● YOUR INSTRUCTIONS:
According to the Aurora Cannabis excerpt below, how much new capital did the company raise last quarter?

START SELECTED EXCERPT

Last, the company remains in a strong position to fund projects or make more acquisitions. It raised $279 million in new capital last quarter, ending the reporting period with about $227 million in cash, cash equivalents, and marketable securities. I see it having no problems raising capital through bought-deal offerings or using its own shares to enter into mergers like it did with MedReleaf.

Why dilution doesn’t bother me

The dilution factor for Aurora Cannabis is very real, and will have an impact on the company. But at this stage of the cannabis industry, I don’t see it being relevant.

The reason for that is the top largest companies are going to be the big winners over the long term, and if they don’t battle for that position now, it won’t matter if they’re diluted or not. Because of the nature of the industry in regard to it being illegal in a number of countries, bought-deal financing is the primary means of raising capital available to the sector. If that wasn’t the case, worries would be aired about debt being an issue concerning performance.

That isn’t to say dilution isn’t a factor in performance, only that it’s the nature of the industry as it now stands, and there isn’t anything those companies looking to be industry leaders can do about it.

So it’s either dilute the shares and grow, stagnate, or plunge into irrelevancy. It’s obvious what Aurora Cannabis has decided to do.


I like the deal for MedReleaf, as it has a number of additional components included beyond simply increasing production capacity. That is already suspect in Canada as it now stands because of the disparity and uncertainty in outlook as to how much recreational pot demand there will actually be in the country once it’s legalized.

The most important positive catalysts coming from the MedReleaf deal are its international presence, exposure to Ontario, ability to create branded cannabis strains, and its quality science team. They are beneficial to its short-term revenue performance and its long-term margins and earnings results.

With the existing capacity and geographic and revenue diversity of Aurora Cannabis, it does look like an addition that will complement it very well.

As for concerns about it being able to absorb it while working out the integration of CanniMed Therapeutics, I see them as being overstated. The primary reason for that, and which Aurora management agrees, is there isn’t a lot that needs to be done to change MedReleaf. It’s a well-run company that does many things right. For that reason it isn’t likely to be disruptive from an integration standpoint or the need for large changes.

With the willingness of the company to pay premium prices for these companies while further diluting the shares, it tells me it’s serious about taking over the market leadership from Canopy Growth. It already has done that with the acquisition of MedReleaf, and as it stated, is looking for more deals on the merger front.

This also means that it could take longer than expected to turn a profit, although the benefit of scaling on the cost side of the business will need to be discovered. If the company is able to remove costs out of production at a deeper rate than expected, it could surprise on profitability by reaching it sooner rather than later.

END SELECTED EXCERPT
START STUDY MATERIAL

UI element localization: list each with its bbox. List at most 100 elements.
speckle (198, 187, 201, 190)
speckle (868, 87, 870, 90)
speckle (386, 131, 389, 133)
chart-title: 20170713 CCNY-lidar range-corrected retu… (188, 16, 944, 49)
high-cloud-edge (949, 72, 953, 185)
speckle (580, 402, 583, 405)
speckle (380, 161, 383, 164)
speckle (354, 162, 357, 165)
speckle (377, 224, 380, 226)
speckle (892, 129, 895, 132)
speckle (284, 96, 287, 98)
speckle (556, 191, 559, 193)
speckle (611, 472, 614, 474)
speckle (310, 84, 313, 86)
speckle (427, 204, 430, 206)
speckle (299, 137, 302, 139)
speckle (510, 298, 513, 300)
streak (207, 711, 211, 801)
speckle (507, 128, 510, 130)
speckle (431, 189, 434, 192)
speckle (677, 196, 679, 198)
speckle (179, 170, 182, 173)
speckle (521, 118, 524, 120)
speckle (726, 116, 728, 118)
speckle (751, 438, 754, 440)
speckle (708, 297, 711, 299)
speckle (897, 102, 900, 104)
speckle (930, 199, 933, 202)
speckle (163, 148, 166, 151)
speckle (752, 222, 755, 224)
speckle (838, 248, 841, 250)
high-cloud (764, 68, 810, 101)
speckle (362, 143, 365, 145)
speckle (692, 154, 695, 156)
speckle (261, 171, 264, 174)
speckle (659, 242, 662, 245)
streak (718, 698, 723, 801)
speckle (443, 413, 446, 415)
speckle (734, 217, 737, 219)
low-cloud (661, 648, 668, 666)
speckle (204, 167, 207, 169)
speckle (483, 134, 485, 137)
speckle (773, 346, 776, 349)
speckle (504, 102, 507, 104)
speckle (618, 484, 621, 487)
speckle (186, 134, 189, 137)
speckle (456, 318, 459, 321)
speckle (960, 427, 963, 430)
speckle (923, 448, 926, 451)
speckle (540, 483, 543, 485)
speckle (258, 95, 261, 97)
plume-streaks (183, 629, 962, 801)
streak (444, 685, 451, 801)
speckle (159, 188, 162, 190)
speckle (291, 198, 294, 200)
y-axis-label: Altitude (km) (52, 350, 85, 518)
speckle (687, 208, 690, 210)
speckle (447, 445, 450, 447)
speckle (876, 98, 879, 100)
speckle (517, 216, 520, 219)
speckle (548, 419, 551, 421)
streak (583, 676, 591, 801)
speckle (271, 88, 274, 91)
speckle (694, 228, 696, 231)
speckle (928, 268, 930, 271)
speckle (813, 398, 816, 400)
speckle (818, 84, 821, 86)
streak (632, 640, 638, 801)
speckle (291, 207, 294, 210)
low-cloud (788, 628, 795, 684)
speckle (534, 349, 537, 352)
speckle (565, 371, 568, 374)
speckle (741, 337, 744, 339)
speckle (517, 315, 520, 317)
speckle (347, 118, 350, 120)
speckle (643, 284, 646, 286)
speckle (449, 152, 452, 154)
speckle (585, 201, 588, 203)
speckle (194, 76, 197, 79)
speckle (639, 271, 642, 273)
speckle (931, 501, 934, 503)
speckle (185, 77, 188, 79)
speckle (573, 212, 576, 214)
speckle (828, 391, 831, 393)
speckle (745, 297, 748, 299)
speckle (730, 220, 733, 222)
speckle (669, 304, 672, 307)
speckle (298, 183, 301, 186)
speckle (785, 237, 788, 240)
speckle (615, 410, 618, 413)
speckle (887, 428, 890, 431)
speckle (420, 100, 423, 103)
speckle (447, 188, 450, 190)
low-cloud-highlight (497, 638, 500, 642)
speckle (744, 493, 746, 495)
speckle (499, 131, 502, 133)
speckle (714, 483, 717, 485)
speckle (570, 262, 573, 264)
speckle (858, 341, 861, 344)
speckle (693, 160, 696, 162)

END STUDY MATERIAL

● WRITTEN RESPONSE:
$279 million